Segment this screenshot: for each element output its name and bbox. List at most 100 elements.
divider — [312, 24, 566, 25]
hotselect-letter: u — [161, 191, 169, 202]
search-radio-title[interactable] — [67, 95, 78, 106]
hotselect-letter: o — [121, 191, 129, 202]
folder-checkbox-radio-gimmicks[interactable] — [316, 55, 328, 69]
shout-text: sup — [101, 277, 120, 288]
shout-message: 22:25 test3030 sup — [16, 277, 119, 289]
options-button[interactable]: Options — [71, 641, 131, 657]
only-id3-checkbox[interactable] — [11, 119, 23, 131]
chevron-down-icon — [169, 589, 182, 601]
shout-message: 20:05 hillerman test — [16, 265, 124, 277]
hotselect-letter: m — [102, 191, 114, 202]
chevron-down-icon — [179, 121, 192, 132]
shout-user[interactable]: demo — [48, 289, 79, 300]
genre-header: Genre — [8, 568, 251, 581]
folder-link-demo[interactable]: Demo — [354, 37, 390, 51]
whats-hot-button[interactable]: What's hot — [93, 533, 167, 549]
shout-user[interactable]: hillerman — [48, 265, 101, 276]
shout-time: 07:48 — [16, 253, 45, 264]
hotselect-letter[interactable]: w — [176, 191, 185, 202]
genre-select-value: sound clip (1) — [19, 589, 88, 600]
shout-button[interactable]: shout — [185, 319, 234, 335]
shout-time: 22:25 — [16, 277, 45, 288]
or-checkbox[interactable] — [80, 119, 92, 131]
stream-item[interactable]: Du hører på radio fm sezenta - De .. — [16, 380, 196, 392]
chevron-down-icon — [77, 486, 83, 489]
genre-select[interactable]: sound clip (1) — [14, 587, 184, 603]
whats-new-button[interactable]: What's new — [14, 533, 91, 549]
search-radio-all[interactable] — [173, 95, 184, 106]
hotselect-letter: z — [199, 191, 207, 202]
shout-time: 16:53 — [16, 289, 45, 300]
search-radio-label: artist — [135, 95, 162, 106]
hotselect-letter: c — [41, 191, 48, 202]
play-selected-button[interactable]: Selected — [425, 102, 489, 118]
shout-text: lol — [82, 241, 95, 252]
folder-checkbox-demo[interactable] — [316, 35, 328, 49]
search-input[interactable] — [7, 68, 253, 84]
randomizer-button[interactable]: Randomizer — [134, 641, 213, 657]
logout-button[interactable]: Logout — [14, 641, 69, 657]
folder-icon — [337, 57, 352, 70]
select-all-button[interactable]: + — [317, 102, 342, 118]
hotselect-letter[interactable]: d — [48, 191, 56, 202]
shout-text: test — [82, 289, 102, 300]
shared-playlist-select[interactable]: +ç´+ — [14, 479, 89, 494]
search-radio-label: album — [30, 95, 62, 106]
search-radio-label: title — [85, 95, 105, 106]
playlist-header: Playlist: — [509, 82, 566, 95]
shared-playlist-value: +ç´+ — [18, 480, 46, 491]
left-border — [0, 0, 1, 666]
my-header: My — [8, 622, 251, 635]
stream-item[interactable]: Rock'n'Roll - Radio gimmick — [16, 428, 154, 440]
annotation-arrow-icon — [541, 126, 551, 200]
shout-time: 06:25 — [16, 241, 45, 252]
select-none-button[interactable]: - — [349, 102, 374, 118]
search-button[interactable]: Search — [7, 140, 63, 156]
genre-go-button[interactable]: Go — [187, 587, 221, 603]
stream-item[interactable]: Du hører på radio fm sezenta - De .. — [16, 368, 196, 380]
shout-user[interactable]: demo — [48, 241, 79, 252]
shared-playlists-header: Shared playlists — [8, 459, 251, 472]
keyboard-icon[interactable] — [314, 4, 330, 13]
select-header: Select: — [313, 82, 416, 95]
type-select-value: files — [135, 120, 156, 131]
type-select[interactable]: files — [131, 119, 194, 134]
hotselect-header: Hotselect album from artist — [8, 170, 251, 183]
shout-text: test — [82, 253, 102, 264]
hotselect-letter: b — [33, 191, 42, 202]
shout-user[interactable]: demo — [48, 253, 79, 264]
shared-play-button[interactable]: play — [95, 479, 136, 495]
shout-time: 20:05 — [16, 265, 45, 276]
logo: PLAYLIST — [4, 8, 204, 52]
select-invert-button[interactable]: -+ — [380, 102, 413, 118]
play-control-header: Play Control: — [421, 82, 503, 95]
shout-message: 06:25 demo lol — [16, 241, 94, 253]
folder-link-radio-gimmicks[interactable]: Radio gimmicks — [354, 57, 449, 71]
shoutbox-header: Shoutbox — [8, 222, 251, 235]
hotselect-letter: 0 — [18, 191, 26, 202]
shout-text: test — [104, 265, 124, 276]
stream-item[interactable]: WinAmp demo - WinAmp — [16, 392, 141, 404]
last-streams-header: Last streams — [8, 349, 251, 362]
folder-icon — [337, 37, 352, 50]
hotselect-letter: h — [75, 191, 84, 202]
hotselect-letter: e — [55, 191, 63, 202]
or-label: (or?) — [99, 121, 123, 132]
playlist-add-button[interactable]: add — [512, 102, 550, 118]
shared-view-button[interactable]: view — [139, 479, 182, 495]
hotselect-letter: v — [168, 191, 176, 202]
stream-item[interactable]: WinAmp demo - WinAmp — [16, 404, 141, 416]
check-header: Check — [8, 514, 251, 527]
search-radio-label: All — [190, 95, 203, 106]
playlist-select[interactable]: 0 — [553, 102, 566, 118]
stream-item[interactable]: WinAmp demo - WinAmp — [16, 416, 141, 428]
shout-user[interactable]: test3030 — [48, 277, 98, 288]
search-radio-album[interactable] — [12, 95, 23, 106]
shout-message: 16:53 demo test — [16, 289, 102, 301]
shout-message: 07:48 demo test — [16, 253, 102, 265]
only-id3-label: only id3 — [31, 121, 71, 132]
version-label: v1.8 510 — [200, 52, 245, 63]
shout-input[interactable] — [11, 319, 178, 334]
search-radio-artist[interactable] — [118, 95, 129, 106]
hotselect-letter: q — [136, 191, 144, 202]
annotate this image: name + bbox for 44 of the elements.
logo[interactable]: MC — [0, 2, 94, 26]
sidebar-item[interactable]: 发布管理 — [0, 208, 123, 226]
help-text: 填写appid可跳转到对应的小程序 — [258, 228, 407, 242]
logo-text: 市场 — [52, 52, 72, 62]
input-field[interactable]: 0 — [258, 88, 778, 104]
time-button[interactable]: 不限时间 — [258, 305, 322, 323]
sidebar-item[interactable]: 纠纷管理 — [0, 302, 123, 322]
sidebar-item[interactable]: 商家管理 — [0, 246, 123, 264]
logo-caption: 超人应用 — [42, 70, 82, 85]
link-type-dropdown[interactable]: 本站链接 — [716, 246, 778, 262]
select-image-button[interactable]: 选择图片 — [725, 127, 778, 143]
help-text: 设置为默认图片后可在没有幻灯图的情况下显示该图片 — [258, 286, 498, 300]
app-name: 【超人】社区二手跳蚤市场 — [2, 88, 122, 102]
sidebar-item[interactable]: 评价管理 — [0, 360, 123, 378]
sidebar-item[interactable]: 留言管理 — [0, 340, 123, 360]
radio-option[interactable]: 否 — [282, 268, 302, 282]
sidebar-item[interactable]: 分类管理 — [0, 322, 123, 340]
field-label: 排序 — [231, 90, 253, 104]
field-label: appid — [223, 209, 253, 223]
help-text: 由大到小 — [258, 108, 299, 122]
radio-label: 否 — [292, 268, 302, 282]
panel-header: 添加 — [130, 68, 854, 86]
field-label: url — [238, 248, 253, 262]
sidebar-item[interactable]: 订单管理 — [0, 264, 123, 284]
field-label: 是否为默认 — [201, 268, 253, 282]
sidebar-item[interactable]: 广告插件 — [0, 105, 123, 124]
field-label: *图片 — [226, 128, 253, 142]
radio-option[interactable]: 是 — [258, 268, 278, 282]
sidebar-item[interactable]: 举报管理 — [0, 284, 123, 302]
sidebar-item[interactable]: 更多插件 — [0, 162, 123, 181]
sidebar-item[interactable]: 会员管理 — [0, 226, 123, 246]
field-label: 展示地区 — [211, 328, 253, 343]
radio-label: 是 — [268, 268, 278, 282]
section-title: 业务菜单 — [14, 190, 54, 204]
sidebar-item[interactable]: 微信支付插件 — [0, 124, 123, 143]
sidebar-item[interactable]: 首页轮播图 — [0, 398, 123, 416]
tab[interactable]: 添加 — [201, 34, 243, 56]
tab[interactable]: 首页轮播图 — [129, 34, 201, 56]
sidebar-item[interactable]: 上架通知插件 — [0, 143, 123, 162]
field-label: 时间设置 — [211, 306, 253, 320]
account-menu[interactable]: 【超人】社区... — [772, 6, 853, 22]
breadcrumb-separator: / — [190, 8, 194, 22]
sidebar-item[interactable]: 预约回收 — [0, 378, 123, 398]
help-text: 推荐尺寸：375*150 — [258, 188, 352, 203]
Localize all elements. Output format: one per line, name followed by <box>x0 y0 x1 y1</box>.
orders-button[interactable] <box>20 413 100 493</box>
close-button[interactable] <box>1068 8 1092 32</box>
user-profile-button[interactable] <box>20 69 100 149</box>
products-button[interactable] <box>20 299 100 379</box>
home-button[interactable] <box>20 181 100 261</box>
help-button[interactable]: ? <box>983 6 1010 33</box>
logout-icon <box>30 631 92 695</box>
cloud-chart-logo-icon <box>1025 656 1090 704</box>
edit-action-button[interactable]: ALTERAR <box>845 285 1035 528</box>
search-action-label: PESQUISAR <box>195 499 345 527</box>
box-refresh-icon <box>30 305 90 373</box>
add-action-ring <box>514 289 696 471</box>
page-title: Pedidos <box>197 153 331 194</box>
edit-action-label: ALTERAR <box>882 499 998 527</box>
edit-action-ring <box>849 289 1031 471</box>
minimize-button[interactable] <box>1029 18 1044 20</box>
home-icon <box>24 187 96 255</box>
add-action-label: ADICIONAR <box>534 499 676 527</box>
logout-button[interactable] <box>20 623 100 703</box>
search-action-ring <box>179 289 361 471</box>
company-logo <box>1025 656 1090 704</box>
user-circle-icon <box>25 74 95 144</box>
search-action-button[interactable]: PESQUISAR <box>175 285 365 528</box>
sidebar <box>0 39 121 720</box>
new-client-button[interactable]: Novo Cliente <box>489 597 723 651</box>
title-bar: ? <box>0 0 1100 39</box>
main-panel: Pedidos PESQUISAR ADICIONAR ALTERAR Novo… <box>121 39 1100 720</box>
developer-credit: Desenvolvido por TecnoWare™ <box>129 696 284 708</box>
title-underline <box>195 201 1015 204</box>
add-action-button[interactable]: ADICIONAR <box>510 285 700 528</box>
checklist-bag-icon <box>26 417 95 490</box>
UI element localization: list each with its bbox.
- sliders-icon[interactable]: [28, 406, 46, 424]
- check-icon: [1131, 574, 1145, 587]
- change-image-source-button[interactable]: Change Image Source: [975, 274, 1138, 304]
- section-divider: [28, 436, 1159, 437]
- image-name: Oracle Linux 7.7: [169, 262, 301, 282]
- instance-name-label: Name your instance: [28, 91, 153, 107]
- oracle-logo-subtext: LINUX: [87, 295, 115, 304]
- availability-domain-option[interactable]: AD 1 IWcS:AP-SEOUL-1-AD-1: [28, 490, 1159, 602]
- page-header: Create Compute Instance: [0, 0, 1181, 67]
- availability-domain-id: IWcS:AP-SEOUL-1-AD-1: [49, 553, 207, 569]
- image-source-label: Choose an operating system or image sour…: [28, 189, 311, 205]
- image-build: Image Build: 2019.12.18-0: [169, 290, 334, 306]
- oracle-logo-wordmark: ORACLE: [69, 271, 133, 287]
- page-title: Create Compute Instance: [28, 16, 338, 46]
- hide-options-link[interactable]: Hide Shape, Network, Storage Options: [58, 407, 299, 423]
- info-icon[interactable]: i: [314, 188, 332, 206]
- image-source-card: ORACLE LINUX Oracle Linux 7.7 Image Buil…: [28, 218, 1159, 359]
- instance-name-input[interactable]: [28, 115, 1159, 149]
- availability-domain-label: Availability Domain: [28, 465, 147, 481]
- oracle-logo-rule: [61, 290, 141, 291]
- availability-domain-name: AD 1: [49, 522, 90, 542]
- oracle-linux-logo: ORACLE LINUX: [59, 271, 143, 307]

-------------------------

» **YOUR INSTRUCTIONS**: Can you return, word for word, the stretch of the listing from its first line through the line containing "whats-hot-button[interactable]: What's hot"?

» **TASK RESPONSE**:
Segment this screenshot: for each element output its name and bbox. List at most 100 elements.
divider — [312, 24, 566, 25]
hotselect-letter: u — [161, 191, 169, 202]
search-radio-title[interactable] — [67, 95, 78, 106]
hotselect-letter: o — [121, 191, 129, 202]
folder-checkbox-radio-gimmicks[interactable] — [316, 55, 328, 69]
shout-text: sup — [101, 277, 120, 288]
shout-message: 22:25 test3030 sup — [16, 277, 119, 289]
options-button[interactable]: Options — [71, 641, 131, 657]
only-id3-checkbox[interactable] — [11, 119, 23, 131]
chevron-down-icon — [169, 589, 182, 601]
shout-message: 20:05 hillerman test — [16, 265, 124, 277]
hotselect-letter: m — [102, 191, 114, 202]
chevron-down-icon — [179, 121, 192, 132]
shout-user[interactable]: demo — [48, 289, 79, 300]
genre-header: Genre — [8, 568, 251, 581]
folder-link-demo[interactable]: Demo — [354, 37, 390, 51]
whats-hot-button[interactable]: What's hot — [93, 533, 167, 549]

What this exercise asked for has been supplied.